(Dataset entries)
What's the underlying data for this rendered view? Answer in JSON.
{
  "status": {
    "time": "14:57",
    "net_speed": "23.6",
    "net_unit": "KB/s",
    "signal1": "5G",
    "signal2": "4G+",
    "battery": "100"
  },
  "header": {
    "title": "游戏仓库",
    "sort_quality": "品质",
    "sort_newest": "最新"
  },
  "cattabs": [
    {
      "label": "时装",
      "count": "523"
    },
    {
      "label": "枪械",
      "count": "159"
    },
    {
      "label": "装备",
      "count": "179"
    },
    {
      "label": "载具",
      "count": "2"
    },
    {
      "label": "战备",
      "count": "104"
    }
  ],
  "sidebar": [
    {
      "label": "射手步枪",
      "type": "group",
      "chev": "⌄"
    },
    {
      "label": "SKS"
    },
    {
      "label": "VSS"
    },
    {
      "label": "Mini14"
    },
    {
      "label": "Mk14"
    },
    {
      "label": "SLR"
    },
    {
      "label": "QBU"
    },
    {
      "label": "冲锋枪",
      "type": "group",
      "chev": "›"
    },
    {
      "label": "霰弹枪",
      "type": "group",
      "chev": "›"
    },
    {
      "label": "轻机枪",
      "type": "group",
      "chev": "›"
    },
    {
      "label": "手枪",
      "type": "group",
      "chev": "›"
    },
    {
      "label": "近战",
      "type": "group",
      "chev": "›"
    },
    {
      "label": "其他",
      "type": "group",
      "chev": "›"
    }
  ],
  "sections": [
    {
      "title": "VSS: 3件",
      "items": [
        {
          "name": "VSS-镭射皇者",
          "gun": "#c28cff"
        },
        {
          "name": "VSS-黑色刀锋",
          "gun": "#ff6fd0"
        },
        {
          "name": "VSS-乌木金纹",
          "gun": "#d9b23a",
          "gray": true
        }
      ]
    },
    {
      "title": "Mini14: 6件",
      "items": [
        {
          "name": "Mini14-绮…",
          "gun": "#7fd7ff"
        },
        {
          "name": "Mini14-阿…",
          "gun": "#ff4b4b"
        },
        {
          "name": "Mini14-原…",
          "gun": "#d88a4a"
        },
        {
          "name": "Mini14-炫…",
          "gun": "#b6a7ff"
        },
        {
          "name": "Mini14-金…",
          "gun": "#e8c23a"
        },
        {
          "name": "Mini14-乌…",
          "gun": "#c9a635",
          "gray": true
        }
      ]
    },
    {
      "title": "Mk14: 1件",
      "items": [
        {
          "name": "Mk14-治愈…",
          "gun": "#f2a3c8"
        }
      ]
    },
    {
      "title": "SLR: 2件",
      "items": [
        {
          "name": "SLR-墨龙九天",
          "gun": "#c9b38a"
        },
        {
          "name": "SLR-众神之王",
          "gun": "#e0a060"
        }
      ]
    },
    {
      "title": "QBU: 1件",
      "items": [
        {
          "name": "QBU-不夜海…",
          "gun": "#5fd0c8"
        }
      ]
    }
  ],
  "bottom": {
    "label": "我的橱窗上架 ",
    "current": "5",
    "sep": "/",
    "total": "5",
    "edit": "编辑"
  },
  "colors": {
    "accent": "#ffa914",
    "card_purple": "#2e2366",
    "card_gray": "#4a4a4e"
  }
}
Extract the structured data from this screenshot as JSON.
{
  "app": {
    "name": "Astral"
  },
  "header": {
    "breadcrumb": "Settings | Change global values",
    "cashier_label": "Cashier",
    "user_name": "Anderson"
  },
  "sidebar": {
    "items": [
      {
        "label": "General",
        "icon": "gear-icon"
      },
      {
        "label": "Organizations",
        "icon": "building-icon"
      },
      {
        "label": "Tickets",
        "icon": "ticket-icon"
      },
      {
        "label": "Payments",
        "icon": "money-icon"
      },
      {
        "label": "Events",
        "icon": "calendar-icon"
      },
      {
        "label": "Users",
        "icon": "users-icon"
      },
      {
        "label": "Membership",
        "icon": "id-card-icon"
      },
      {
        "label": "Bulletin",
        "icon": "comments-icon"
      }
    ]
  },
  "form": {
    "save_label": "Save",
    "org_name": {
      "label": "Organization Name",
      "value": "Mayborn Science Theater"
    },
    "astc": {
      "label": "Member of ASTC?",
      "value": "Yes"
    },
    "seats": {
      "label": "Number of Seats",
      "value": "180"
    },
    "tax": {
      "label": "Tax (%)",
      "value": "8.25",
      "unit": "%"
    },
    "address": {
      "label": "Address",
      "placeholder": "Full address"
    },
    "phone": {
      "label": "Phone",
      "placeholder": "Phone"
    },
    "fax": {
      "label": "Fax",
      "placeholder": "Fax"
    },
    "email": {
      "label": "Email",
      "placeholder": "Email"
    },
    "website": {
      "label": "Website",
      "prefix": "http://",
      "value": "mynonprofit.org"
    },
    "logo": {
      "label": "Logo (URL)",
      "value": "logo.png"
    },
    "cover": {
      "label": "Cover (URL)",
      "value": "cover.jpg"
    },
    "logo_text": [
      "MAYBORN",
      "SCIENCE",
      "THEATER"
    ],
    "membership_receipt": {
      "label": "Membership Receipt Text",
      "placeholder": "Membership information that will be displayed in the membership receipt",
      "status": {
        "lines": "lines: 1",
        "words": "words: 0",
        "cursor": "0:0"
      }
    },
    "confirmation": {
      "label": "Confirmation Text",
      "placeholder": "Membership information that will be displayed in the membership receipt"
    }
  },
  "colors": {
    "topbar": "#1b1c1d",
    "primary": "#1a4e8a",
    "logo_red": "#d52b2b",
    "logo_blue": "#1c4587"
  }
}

_What you are asked to do_. Quote every entry exactly.

_Answer_.
What's the underlying data for this rendered view? Answer in JSON.
{
  "status": {
    "time": "14:57",
    "net_speed": "23.6",
    "net_unit": "KB/s",
    "signal1": "5G",
    "signal2": "4G+",
    "battery": "100"
  },
  "header": {
    "title": "游戏仓库",
    "sort_quality": "品质",
    "sort_newest": "最新"
  },
  "cattabs": [
    {
      "label": "时装",
      "count": "523"
    },
    {
      "label": "枪械",
      "count": "159"
    },
    {
      "label": "装备",
      "count": "179"
    },
    {
      "label": "载具",
      "count": "2"
    },
    {
      "label": "战备",
      "count": "104"
    }
  ],
  "sidebar": [
    {
      "label": "射手步枪",
      "type": "group",
      "chev": "⌄"
    },
    {
      "label": "SKS"
    },
    {
      "label": "VSS"
    },
    {
      "label": "Mini14"
    },
    {
      "label": "Mk14"
    },
    {
      "label": "SLR"
    },
    {
      "label": "QBU"
    },
    {
      "label": "冲锋枪",
      "type": "group",
      "chev": "›"
    },
    {
      "label": "霰弹枪",
      "type": "group",
      "chev": "›"
    },
    {
      "label": "轻机枪",
      "type": "group",
      "chev": "›"
    },
    {
      "label": "手枪",
      "type": "group",
      "chev": "›"
    },
    {
      "label": "近战",
      "type": "group",
      "chev": "›"
    },
    {
      "label": "其他",
      "type": "group",
      "chev": "›"
    }
  ],
  "sections": [
    {
      "title": "VSS: 3件",
      "items": [
        {
          "name": "VSS-镭射皇者",
          "gun": "#c28cff"
        },
        {
          "name": "VSS-黑色刀锋",
          "gun": "#ff6fd0"
        },
        {
          "name": "VSS-乌木金纹",
          "gun": "#d9b23a",
          "gray": true
        }
      ]
    },
    {
      "title": "Mini14: 6件",
      "items": [
        {
          "name": "Mini14-绮…",
          "gun": "#7fd7ff"
        },
        {
          "name": "Mini14-阿…",
          "gun": "#ff4b4b"
        },
        {
          "name": "Mini14-原…",
          "gun": "#d88a4a"
        },
        {
          "name": "Mini14-炫…",
          "gun": "#b6a7ff"
        },
        {
          "name": "Mini14-金…",
          "gun": "#e8c23a"
        },
        {
          "name": "Mini14-乌…",
          "gun": "#c9a635",
          "gray": true
        }
      ]
    },
    {
      "title": "Mk14: 1件",
      "items": [
        {
          "name": "Mk14-治愈…",
          "gun": "#f2a3c8"
        }
      ]
    },
    {
      "title": "SLR: 2件",
      "items": [
        {
          "name": "SLR-墨龙九天",
          "gun": "#c9b38a"
        },
        {
          "name": "SLR-众神之王",
          "gun": "#e0a060"
        }
      ]
    },
    {
      "title": "QBU: 1件",
      "items": [
        {
          "name": "QBU-不夜海…",
          "gun": "#5fd0c8"
        }
      ]
    }
  ],
  "bottom": {
    "label": "我的橱窗上架 ",
    "current": "5",
    "sep": "/",
    "total": "5",
    "edit": "编辑"
  },
  "colors": {
    "accent": "#ffa914",
    "card_purple": "#2e2366",
    "card_gray": "#4a4a4e"
  }
}
Extract the structured data from this screenshot as JSON.
{
  "app": {
    "name": "Astral"
  },
  "header": {
    "breadcrumb": "Settings | Change global values",
    "cashier_label": "Cashier",
    "user_name": "Anderson"
  },
  "sidebar": {
    "items": [
      {
        "label": "General",
        "icon": "gear-icon"
      },
      {
        "label": "Organizations",
        "icon": "building-icon"
      },
      {
        "label": "Tickets",
        "icon": "ticket-icon"
      },
      {
        "label": "Payments",
        "icon": "money-icon"
      },
      {
        "label": "Events",
        "icon": "calendar-icon"
      },
      {
        "label": "Users",
        "icon": "users-icon"
      },
      {
        "label": "Membership",
        "icon": "id-card-icon"
      },
      {
        "label": "Bulletin",
        "icon": "comments-icon"
      }
    ]
  },
  "form": {
    "save_label": "Save",
    "org_name": {
      "label": "Organization Name",
      "value": "Mayborn Science Theater"
    },
    "astc": {
      "label": "Member of ASTC?",
      "value": "Yes"
    },
    "seats": {
      "label": "Number of Seats",
      "value": "180"
    },
    "tax": {
      "label": "Tax (%)",
      "value": "8.25",
      "unit": "%"
    },
    "address": {
      "label": "Address",
      "placeholder": "Full address"
    },
    "phone": {
      "label": "Phone",
      "placeholder": "Phone"
    },
    "fax": {
      "label": "Fax",
      "placeholder": "Fax"
    },
    "email": {
      "label": "Email",
      "placeholder": "Email"
    },
    "website": {
      "label": "Website",
      "prefix": "http://",
      "value": "mynonprofit.org"
    },
    "logo": {
      "label": "Logo (URL)",
      "value": "logo.png"
    },
    "cover": {
      "label": "Cover (URL)",
      "value": "cover.jpg"
    },
    "logo_text": [
      "MAYBORN",
      "SCIENCE",
      "THEATER"
    ],
    "membership_receipt": {
      "label": "Membership Receipt Text",
      "placeholder": "Membership information that will be displayed in the membership receipt",
      "status": {
        "lines": "lines: 1",
        "words": "words: 0",
        "cursor": "0:0"
      }
    },
    "confirmation": {
      "label": "Confirmation Text",
      "placeholder": "Membership information that will be displayed in the membership receipt"
    }
  },
  "colors": {
    "topbar": "#1b1c1d",
    "primary": "#1a4e8a",
    "logo_red": "#d52b2b",
    "logo_blue": "#1c4587"
  }
}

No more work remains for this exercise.